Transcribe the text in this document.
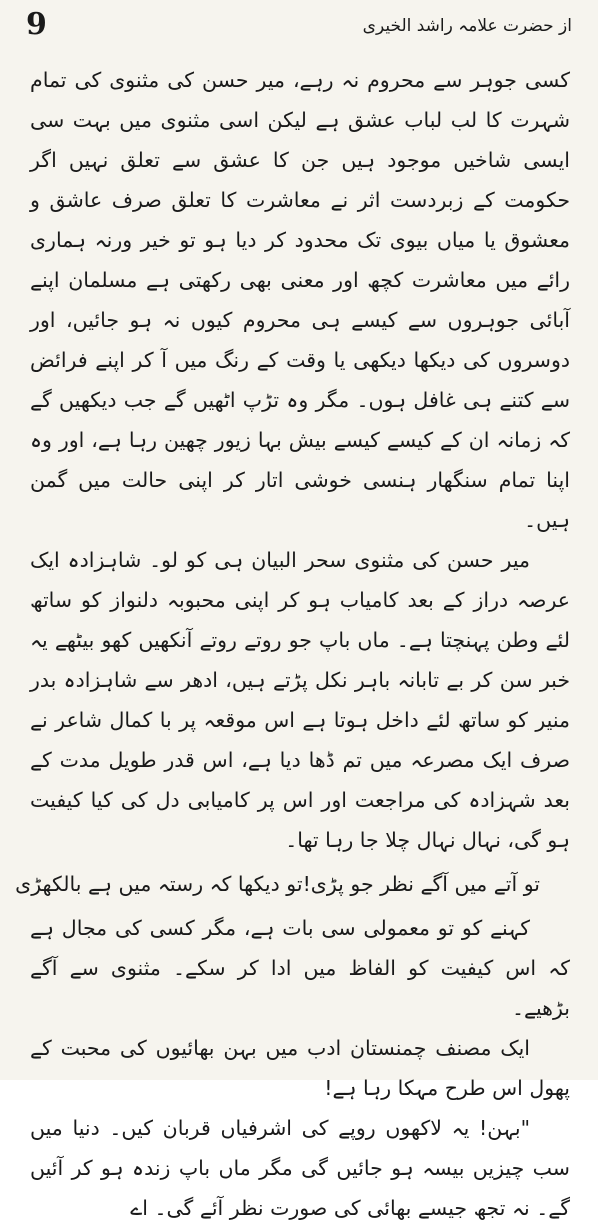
9	از حضرت علامہ راشد الخیری

کسی جوہر سے محروم نہ رہے، میر حسن کی مثنوی کی تمام شہرت کا لب لباب عشق ہے لیکن اسی مثنوی میں بہت سی ایسی شاخیں موجود ہیں جن کا عشق سے تعلق نہیں اگر حکومت کے زبردست اثر نے معاشرت کا تعلق صرف عاشق و معشوق یا میاں بیوی تک محدود کر دیا ہو تو خیر ورنہ ہماری رائے میں معاشرت کچھ اور معنی بھی رکھتی ہے مسلمان اپنے آبائی جوہروں سے کیسے ہی محروم کیوں نہ ہو جائیں، اور دوسروں کی دیکھا دیکھی یا وقت کے رنگ میں آ کر اپنے فرائض سے کتنے ہی غافل ہوں۔ مگر وہ تڑپ اٹھیں گے جب دیکھیں گے کہ زمانہ ان کے کیسے کیسے بیش بہا زیور چھین رہا ہے، اور وہ اپنا تمام سنگھار ہنسی خوشی اتار کر اپنی حالت میں گمن ہیں۔

میر حسن کی مثنوی سحر البیان ہی کو لو۔ شاہزادہ ایک عرصہ دراز کے بعد کامیاب ہو کر اپنی محبوبہ دلنواز کو ساتھ لئے وطن پہنچتا ہے۔ ماں باپ جو روتے روتے آنکھیں کھو بیٹھے یہ خبر سن کر بے تابانہ باہر نکل پڑتے ہیں، ادھر سے شاہزادہ بدر منیر کو ساتھ لئے داخل ہوتا ہے اس موقعہ پر با کمال شاعر نے صرف ایک مصرعہ میں تم ڈھا دیا ہے، اس قدر طویل مدت کے بعد شہزادہ کی مراجعت اور اس پر کامیابی دل کی کیا کیفیت ہو گی، نہال نہال چلا جا رہا تھا۔

تو آتے میں آگے نظر جو پڑی!
تو دیکھا کہ رستہ میں ہے بالکھڑی

کہنے کو تو معمولی سی بات ہے، مگر کسی کی مجال ہے کہ اس کیفیت کو الفاظ میں ادا کر سکے۔ مثنوی سے آگے بڑھیے۔

ایک مصنف چمنستان ادب میں بہن بھائیوں کی محبت کے پھول اس طرح مہکا رہا ہے!

"بہن! یہ لاکھوں روپے کی اشرفیاں قربان کیں۔ دنیا میں سب چیزیں بیسہ ہو جائیں گی مگر ماں باپ زندہ ہو کر آئیں گے۔ نہ تجھ جیسے بھائی کی صورت نظر آئے گی۔ اے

++++++++

Write out every entry again word for word, without any of the pictures.

Transcribe the text in this document.
9	از حضرت علامہ راشد الخیری

کسی جوہر سے محروم نہ رہے، میر حسن کی مثنوی کی تمام شہرت کا لب لباب عشق ہے لیکن اسی مثنوی میں بہت سی ایسی شاخیں موجود ہیں جن کا عشق سے تعلق نہیں اگر حکومت کے زبردست اثر نے معاشرت کا تعلق صرف عاشق و معشوق یا میاں بیوی تک محدود کر دیا ہو تو خیر ورنہ ہماری رائے میں معاشرت کچھ اور معنی بھی رکھتی ہے مسلمان اپنے آبائی جوہروں سے کیسے ہی محروم کیوں نہ ہو جائیں، اور دوسروں کی دیکھا دیکھی یا وقت کے رنگ میں آ کر اپنے فرائض سے کتنے ہی غافل ہوں۔ مگر وہ تڑپ اٹھیں گے جب دیکھیں گے کہ زمانہ ان کے کیسے کیسے بیش بہا زیور چھین رہا ہے، اور وہ اپنا تمام سنگھار ہنسی خوشی اتار کر اپنی حالت میں گمن ہیں۔

میر حسن کی مثنوی سحر البیان ہی کو لو۔ شاہزادہ ایک عرصہ دراز کے بعد کامیاب ہو کر اپنی محبوبہ دلنواز کو ساتھ لئے وطن پہنچتا ہے۔ ماں باپ جو روتے روتے آنکھیں کھو بیٹھے یہ خبر سن کر بے تابانہ باہر نکل پڑتے ہیں، ادھر سے شاہزادہ بدر منیر کو ساتھ لئے داخل ہوتا ہے اس موقعہ پر با کمال شاعر نے صرف ایک مصرعہ میں تم ڈھا دیا ہے، اس قدر طویل مدت کے بعد شہزادہ کی مراجعت اور اس پر کامیابی دل کی کیا کیفیت ہو گی، نہال نہال چلا جا رہا تھا۔

تو آتے میں آگے نظر جو پڑی!
تو دیکھا کہ رستہ میں ہے بالکھڑی

کہنے کو تو معمولی سی بات ہے، مگر کسی کی مجال ہے کہ اس کیفیت کو الفاظ میں ادا کر سکے۔ مثنوی سے آگے بڑھیے۔

ایک مصنف چمنستان ادب میں بہن بھائیوں کی محبت کے پھول اس طرح مہکا رہا ہے!

"بہن! یہ لاکھوں روپے کی اشرفیاں قربان کیں۔ دنیا میں سب چیزیں بیسہ ہو جائیں گی مگر ماں باپ زندہ ہو کر آئیں گے۔ نہ تجھ جیسے بھائی کی صورت نظر آئے گی۔ اے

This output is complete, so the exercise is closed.